Task brief: Copy out the data below verbatim.

Data in this exercise:
===

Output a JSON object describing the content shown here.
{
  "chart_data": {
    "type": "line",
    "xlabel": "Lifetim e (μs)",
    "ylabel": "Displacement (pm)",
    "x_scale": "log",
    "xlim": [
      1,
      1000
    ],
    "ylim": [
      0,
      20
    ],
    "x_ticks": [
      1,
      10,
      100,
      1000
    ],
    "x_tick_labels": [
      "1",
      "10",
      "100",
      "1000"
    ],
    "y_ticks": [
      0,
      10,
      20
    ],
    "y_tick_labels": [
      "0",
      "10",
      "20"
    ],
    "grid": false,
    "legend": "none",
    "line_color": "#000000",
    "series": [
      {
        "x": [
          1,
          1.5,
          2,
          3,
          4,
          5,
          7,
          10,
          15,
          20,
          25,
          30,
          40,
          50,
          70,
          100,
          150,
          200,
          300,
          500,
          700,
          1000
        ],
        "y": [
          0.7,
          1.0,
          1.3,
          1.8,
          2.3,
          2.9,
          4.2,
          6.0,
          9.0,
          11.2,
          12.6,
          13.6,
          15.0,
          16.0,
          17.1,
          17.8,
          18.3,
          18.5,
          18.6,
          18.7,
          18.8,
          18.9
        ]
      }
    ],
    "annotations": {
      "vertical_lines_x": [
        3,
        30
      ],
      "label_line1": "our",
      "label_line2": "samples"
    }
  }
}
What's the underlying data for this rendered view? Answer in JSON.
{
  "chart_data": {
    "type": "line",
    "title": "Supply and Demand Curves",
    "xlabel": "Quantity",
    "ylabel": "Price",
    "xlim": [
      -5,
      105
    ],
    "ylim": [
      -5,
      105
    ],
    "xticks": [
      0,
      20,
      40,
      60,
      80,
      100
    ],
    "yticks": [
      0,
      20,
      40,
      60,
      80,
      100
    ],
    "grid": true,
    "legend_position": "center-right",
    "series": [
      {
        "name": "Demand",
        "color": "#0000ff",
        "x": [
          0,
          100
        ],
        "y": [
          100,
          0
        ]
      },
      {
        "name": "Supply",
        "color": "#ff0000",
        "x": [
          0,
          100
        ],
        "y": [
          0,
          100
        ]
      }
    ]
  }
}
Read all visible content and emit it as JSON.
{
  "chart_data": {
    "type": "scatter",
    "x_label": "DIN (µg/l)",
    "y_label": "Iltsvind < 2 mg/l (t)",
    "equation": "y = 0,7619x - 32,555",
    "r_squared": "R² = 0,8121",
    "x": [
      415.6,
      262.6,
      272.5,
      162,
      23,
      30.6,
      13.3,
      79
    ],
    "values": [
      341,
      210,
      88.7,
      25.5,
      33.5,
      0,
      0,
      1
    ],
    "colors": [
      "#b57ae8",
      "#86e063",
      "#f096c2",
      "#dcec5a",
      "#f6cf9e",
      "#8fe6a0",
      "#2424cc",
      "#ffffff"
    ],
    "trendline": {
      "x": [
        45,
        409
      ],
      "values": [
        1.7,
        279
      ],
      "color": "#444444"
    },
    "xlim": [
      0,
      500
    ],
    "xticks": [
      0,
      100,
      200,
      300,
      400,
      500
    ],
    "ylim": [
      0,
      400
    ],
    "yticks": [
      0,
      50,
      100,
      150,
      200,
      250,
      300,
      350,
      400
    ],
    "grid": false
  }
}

===

Exercise solution:
Output a JSON object describing the content shown here.
{
  "chart_data": {
    "type": "line",
    "xlabel": "Lifetim e (μs)",
    "ylabel": "Displacement (pm)",
    "x_scale": "log",
    "xlim": [
      1,
      1000
    ],
    "ylim": [
      0,
      20
    ],
    "x_ticks": [
      1,
      10,
      100,
      1000
    ],
    "x_tick_labels": [
      "1",
      "10",
      "100",
      "1000"
    ],
    "y_ticks": [
      0,
      10,
      20
    ],
    "y_tick_labels": [
      "0",
      "10",
      "20"
    ],
    "grid": false,
    "legend": "none",
    "line_color": "#000000",
    "series": [
      {
        "x": [
          1,
          1.5,
          2,
          3,
          4,
          5,
          7,
          10,
          15,
          20,
          25,
          30,
          40,
          50,
          70,
          100,
          150,
          200,
          300,
          500,
          700,
          1000
        ],
        "y": [
          0.7,
          1.0,
          1.3,
          1.8,
          2.3,
          2.9,
          4.2,
          6.0,
          9.0,
          11.2,
          12.6,
          13.6,
          15.0,
          16.0,
          17.1,
          17.8,
          18.3,
          18.5,
          18.6,
          18.7,
          18.8,
          18.9
        ]
      }
    ],
    "annotations": {
      "vertical_lines_x": [
        3,
        30
      ],
      "label_line1": "our",
      "label_line2": "samples"
    }
  }
}
What's the underlying data for this rendered view? Answer in JSON.
{
  "chart_data": {
    "type": "line",
    "title": "Supply and Demand Curves",
    "xlabel": "Quantity",
    "ylabel": "Price",
    "xlim": [
      -5,
      105
    ],
    "ylim": [
      -5,
      105
    ],
    "xticks": [
      0,
      20,
      40,
      60,
      80,
      100
    ],
    "yticks": [
      0,
      20,
      40,
      60,
      80,
      100
    ],
    "grid": true,
    "legend_position": "center-right",
    "series": [
      {
        "name": "Demand",
        "color": "#0000ff",
        "x": [
          0,
          100
        ],
        "y": [
          100,
          0
        ]
      },
      {
        "name": "Supply",
        "color": "#ff0000",
        "x": [
          0,
          100
        ],
        "y": [
          0,
          100
        ]
      }
    ]
  }
}
Read all visible content and emit it as JSON.
{
  "chart_data": {
    "type": "scatter",
    "x_label": "DIN (µg/l)",
    "y_label": "Iltsvind < 2 mg/l (t)",
    "equation": "y = 0,7619x - 32,555",
    "r_squared": "R² = 0,8121",
    "x": [
      415.6,
      262.6,
      272.5,
      162,
      23,
      30.6,
      13.3,
      79
    ],
    "values": [
      341,
      210,
      88.7,
      25.5,
      33.5,
      0,
      0,
      1
    ],
    "colors": [
      "#b57ae8",
      "#86e063",
      "#f096c2",
      "#dcec5a",
      "#f6cf9e",
      "#8fe6a0",
      "#2424cc",
      "#ffffff"
    ],
    "trendline": {
      "x": [
        45,
        409
      ],
      "values": [
        1.7,
        279
      ],
      "color": "#444444"
    },
    "xlim": [
      0,
      500
    ],
    "xticks": [
      0,
      100,
      200,
      300,
      400,
      500
    ],
    "ylim": [
      0,
      400
    ],
    "yticks": [
      0,
      50,
      100,
      150,
      200,
      250,
      300,
      350,
      400
    ],
    "grid": false
  }
}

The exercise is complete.